Document content entries
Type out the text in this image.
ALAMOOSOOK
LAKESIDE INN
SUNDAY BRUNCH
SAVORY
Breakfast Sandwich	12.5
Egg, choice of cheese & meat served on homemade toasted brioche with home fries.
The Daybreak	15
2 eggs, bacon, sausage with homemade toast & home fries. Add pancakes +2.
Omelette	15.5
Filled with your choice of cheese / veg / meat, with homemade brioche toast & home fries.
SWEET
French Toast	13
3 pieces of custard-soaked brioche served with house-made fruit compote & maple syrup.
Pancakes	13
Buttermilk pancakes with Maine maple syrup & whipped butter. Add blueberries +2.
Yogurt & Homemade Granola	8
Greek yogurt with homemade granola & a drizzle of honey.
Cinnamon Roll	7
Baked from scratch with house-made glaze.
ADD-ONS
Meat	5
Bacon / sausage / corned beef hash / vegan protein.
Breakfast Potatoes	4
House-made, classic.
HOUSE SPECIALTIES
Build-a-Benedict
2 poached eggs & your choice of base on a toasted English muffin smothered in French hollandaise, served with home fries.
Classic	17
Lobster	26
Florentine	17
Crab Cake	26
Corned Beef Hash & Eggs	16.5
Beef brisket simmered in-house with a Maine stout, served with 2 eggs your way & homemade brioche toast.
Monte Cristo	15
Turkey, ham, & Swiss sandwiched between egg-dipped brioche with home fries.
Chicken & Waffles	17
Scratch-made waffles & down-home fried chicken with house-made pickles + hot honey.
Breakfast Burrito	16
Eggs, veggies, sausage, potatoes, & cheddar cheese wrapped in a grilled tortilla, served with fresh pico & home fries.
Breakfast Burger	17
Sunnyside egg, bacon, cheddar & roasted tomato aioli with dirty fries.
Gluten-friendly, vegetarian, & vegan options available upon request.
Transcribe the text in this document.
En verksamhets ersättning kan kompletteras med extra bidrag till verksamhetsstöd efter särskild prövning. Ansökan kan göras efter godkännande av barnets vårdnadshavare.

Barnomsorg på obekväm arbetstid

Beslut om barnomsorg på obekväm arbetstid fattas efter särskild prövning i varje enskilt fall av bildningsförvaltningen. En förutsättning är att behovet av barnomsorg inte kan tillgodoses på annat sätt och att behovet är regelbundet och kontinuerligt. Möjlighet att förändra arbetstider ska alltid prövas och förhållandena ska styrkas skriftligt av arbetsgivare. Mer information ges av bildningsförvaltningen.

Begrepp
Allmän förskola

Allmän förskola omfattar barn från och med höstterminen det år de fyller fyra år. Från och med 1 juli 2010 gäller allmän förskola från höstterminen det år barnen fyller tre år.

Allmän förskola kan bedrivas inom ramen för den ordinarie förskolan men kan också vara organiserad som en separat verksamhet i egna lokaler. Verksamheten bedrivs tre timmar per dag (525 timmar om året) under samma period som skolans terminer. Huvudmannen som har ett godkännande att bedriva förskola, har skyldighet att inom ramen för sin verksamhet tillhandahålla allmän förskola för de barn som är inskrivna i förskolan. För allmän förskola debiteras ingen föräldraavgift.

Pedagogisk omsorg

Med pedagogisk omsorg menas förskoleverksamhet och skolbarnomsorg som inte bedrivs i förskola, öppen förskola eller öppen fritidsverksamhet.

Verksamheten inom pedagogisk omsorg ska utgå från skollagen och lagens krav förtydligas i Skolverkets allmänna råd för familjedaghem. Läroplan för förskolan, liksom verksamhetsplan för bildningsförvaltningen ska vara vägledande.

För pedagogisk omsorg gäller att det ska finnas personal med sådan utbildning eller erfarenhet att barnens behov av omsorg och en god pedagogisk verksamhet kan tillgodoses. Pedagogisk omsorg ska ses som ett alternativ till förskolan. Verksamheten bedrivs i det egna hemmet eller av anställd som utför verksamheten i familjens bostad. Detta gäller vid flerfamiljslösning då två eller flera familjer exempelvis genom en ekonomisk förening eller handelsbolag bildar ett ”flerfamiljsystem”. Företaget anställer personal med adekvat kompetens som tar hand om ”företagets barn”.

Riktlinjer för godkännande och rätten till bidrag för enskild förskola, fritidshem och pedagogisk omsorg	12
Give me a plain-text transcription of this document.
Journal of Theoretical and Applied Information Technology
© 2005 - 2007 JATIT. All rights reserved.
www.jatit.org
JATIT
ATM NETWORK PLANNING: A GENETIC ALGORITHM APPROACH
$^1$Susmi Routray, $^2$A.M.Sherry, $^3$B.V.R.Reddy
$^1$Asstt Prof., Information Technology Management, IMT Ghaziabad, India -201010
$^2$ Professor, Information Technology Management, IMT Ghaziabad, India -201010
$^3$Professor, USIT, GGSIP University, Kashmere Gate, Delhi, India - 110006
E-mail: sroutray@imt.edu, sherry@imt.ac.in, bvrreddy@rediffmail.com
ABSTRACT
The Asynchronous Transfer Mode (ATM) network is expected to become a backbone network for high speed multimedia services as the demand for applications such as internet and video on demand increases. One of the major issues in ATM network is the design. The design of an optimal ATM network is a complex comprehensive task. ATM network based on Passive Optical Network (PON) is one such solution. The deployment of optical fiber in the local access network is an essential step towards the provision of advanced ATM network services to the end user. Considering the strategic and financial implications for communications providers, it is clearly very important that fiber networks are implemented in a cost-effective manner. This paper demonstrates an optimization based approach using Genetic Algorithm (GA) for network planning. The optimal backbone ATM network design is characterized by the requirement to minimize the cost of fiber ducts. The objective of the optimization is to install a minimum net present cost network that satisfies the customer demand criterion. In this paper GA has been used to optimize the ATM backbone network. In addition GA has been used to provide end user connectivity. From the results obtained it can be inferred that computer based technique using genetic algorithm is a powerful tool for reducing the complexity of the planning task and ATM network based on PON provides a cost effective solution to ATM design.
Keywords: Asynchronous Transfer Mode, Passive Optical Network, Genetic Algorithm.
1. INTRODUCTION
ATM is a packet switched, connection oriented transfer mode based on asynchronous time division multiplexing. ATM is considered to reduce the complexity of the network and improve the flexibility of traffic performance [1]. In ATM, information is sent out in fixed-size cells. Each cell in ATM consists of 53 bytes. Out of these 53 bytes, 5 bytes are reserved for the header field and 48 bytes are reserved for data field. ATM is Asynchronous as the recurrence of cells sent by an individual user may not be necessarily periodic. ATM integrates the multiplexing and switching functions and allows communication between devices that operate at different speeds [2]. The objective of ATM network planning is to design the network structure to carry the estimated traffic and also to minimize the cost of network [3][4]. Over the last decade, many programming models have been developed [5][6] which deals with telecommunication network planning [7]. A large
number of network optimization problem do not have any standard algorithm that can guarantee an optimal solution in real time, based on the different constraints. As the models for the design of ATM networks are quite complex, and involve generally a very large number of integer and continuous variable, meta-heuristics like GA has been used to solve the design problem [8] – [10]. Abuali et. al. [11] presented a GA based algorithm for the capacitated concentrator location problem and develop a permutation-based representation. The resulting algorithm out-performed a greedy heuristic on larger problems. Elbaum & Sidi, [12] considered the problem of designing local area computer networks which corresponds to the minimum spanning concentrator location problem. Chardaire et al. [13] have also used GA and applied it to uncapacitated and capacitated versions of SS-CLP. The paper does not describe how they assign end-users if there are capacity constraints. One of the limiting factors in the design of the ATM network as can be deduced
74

**Exercise aim:** In full and without deviation, reproduce the entries above.

**Expected answer:**
Type out the text in this image.
ALAMOOSOOK
LAKESIDE INN
SUNDAY BRUNCH
SAVORY
Breakfast Sandwich	12.5
Egg, choice of cheese & meat served on homemade toasted brioche with home fries.
The Daybreak	15
2 eggs, bacon, sausage with homemade toast & home fries. Add pancakes +2.
Omelette	15.5
Filled with your choice of cheese / veg / meat, with homemade brioche toast & home fries.
SWEET
French Toast	13
3 pieces of custard-soaked brioche served with house-made fruit compote & maple syrup.
Pancakes	13
Buttermilk pancakes with Maine maple syrup & whipped butter. Add blueberries +2.
Yogurt & Homemade Granola	8
Greek yogurt with homemade granola & a drizzle of honey.
Cinnamon Roll	7
Baked from scratch with house-made glaze.
ADD-ONS
Meat	5
Bacon / sausage / corned beef hash / vegan protein.
Breakfast Potatoes	4
House-made, classic.
HOUSE SPECIALTIES
Build-a-Benedict
2 poached eggs & your choice of base on a toasted English muffin smothered in French hollandaise, served with home fries.
Classic	17
Lobster	26
Florentine	17
Crab Cake	26
Corned Beef Hash & Eggs	16.5
Beef brisket simmered in-house with a Maine stout, served with 2 eggs your way & homemade brioche toast.
Monte Cristo	15
Turkey, ham, & Swiss sandwiched between egg-dipped brioche with home fries.
Chicken & Waffles	17
Scratch-made waffles & down-home fried chicken with house-made pickles + hot honey.
Breakfast Burrito	16
Eggs, veggies, sausage, potatoes, & cheddar cheese wrapped in a grilled tortilla, served with fresh pico & home fries.
Breakfast Burger	17
Sunnyside egg, bacon, cheddar & roasted tomato aioli with dirty fries.
Gluten-friendly, vegetarian, & vegan options available upon request.
Transcribe the text in this document.
En verksamhets ersättning kan kompletteras med extra bidrag till verksamhetsstöd efter särskild prövning. Ansökan kan göras efter godkännande av barnets vårdnadshavare.

Barnomsorg på obekväm arbetstid

Beslut om barnomsorg på obekväm arbetstid fattas efter särskild prövning i varje enskilt fall av bildningsförvaltningen. En förutsättning är att behovet av barnomsorg inte kan tillgodoses på annat sätt och att behovet är regelbundet och kontinuerligt. Möjlighet att förändra arbetstider ska alltid prövas och förhållandena ska styrkas skriftligt av arbetsgivare. Mer information ges av bildningsförvaltningen.

Begrepp
Allmän förskola

Allmän förskola omfattar barn från och med höstterminen det år de fyller fyra år. Från och med 1 juli 2010 gäller allmän förskola från höstterminen det år barnen fyller tre år.

Allmän förskola kan bedrivas inom ramen för den ordinarie förskolan men kan också vara organiserad som en separat verksamhet i egna lokaler. Verksamheten bedrivs tre timmar per dag (525 timmar om året) under samma period som skolans terminer. Huvudmannen som har ett godkännande att bedriva förskola, har skyldighet att inom ramen för sin verksamhet tillhandahålla allmän förskola för de barn som är inskrivna i förskolan. För allmän förskola debiteras ingen föräldraavgift.

Pedagogisk omsorg

Med pedagogisk omsorg menas förskoleverksamhet och skolbarnomsorg som inte bedrivs i förskola, öppen förskola eller öppen fritidsverksamhet.

Verksamheten inom pedagogisk omsorg ska utgå från skollagen och lagens krav förtydligas i Skolverkets allmänna råd för familjedaghem. Läroplan för förskolan, liksom verksamhetsplan för bildningsförvaltningen ska vara vägledande.

För pedagogisk omsorg gäller att det ska finnas personal med sådan utbildning eller erfarenhet att barnens behov av omsorg och en god pedagogisk verksamhet kan tillgodoses. Pedagogisk omsorg ska ses som ett alternativ till förskolan. Verksamheten bedrivs i det egna hemmet eller av anställd som utför verksamheten i familjens bostad. Detta gäller vid flerfamiljslösning då två eller flera familjer exempelvis genom en ekonomisk förening eller handelsbolag bildar ett ”flerfamiljsystem”. Företaget anställer personal med adekvat kompetens som tar hand om ”företagets barn”.

Riktlinjer för godkännande och rätten till bidrag för enskild förskola, fritidshem och pedagogisk omsorg	12
Give me a plain-text transcription of this document.
Journal of Theoretical and Applied Information Technology
© 2005 - 2007 JATIT. All rights reserved.
www.jatit.org
JATIT
ATM NETWORK PLANNING: A GENETIC ALGORITHM APPROACH
$^1$Susmi Routray, $^2$A.M.Sherry, $^3$B.V.R.Reddy
$^1$Asstt Prof., Information Technology Management, IMT Ghaziabad, India -201010
$^2$ Professor, Information Technology Management, IMT Ghaziabad, India -201010
$^3$Professor, USIT, GGSIP University, Kashmere Gate, Delhi, India - 110006
E-mail: sroutray@imt.edu, sherry@imt.ac.in, bvrreddy@rediffmail.com
ABSTRACT
The Asynchronous Transfer Mode (ATM) network is expected to become a backbone network for high speed multimedia services as the demand for applications such as internet and video on demand increases. One of the major issues in ATM network is the design. The design of an optimal ATM network is a complex comprehensive task. ATM network based on Passive Optical Network (PON) is one such solution. The deployment of optical fiber in the local access network is an essential step towards the provision of advanced ATM network services to the end user. Considering the strategic and financial implications for communications providers, it is clearly very important that fiber networks are implemented in a cost-effective manner. This paper demonstrates an optimization based approach using Genetic Algorithm (GA) for network planning. The optimal backbone ATM network design is characterized by the requirement to minimize the cost of fiber ducts. The objective of the optimization is to install a minimum net present cost network that satisfies the customer demand criterion. In this paper GA has been used to optimize the ATM backbone network. In addition GA has been used to provide end user connectivity. From the results obtained it can be inferred that computer based technique using genetic algorithm is a powerful tool for reducing the complexity of the planning task and ATM network based on PON provides a cost effective solution to ATM design.
Keywords: Asynchronous Transfer Mode, Passive Optical Network, Genetic Algorithm.
1. INTRODUCTION
ATM is a packet switched, connection oriented transfer mode based on asynchronous time division multiplexing. ATM is considered to reduce the complexity of the network and improve the flexibility of traffic performance [1]. In ATM, information is sent out in fixed-size cells. Each cell in ATM consists of 53 bytes. Out of these 53 bytes, 5 bytes are reserved for the header field and 48 bytes are reserved for data field. ATM is Asynchronous as the recurrence of cells sent by an individual user may not be necessarily periodic. ATM integrates the multiplexing and switching functions and allows communication between devices that operate at different speeds [2]. The objective of ATM network planning is to design the network structure to carry the estimated traffic and also to minimize the cost of network [3][4]. Over the last decade, many programming models have been developed [5][6] which deals with telecommunication network planning [7]. A large
number of network optimization problem do not have any standard algorithm that can guarantee an optimal solution in real time, based on the different constraints. As the models for the design of ATM networks are quite complex, and involve generally a very large number of integer and continuous variable, meta-heuristics like GA has been used to solve the design problem [8] – [10]. Abuali et. al. [11] presented a GA based algorithm for the capacitated concentrator location problem and develop a permutation-based representation. The resulting algorithm out-performed a greedy heuristic on larger problems. Elbaum & Sidi, [12] considered the problem of designing local area computer networks which corresponds to the minimum spanning concentrator location problem. Chardaire et al. [13] have also used GA and applied it to uncapacitated and capacitated versions of SS-CLP. The paper does not describe how they assign end-users if there are capacity constraints. One of the limiting factors in the design of the ATM network as can be deduced
74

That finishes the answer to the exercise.